(Records from a data source)
--- Begin ---
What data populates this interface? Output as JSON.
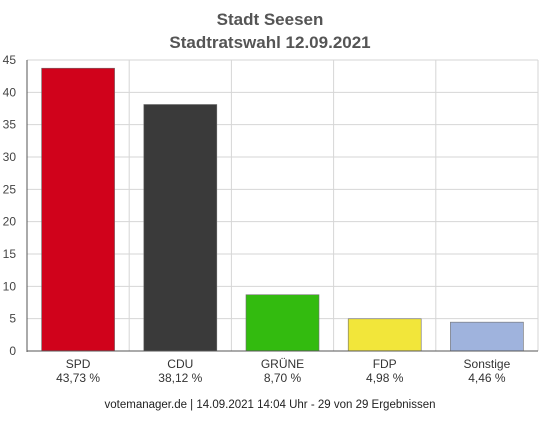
{
  "chart_data": {
    "type": "bar",
    "title": "Stadt Seesen",
    "subtitle": "Stadtratswahl 12.09.2021",
    "categories": [
      "SPD",
      "CDU",
      "GRÜNE",
      "FDP",
      "Sonstige"
    ],
    "values": [
      43.73,
      38.12,
      8.7,
      4.98,
      4.46
    ],
    "value_labels": [
      "43,73 %",
      "38,12 %",
      "8,70 %",
      "4,98 %",
      "4,46 %"
    ],
    "colors": [
      "#d0021b",
      "#3a3a3a",
      "#33bb0f",
      "#f2e63a",
      "#9fb3dd"
    ],
    "ylim": [
      0,
      45
    ],
    "yticks": [
      0,
      5,
      10,
      15,
      20,
      25,
      30,
      35,
      40,
      45
    ],
    "grid": true,
    "xlabel": "",
    "ylabel": ""
  },
  "footer": "votemanager.de | 14.09.2021 14:04 Uhr - 29 von 29 Ergebnissen"
}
--- End ---
▶ What you have to do: Quote the listing above in full, except for the pictures.

▶ Answer to this exercise:
What data populates this interface? Output as JSON.
{
  "chart_data": {
    "type": "bar",
    "title": "Stadt Seesen",
    "subtitle": "Stadtratswahl 12.09.2021",
    "categories": [
      "SPD",
      "CDU",
      "GRÜNE",
      "FDP",
      "Sonstige"
    ],
    "values": [
      43.73,
      38.12,
      8.7,
      4.98,
      4.46
    ],
    "value_labels": [
      "43,73 %",
      "38,12 %",
      "8,70 %",
      "4,98 %",
      "4,46 %"
    ],
    "colors": [
      "#d0021b",
      "#3a3a3a",
      "#33bb0f",
      "#f2e63a",
      "#9fb3dd"
    ],
    "ylim": [
      0,
      45
    ],
    "yticks": [
      0,
      5,
      10,
      15,
      20,
      25,
      30,
      35,
      40,
      45
    ],
    "grid": true,
    "xlabel": "",
    "ylabel": ""
  },
  "footer": "votemanager.de | 14.09.2021 14:04 Uhr - 29 von 29 Ergebnissen"
}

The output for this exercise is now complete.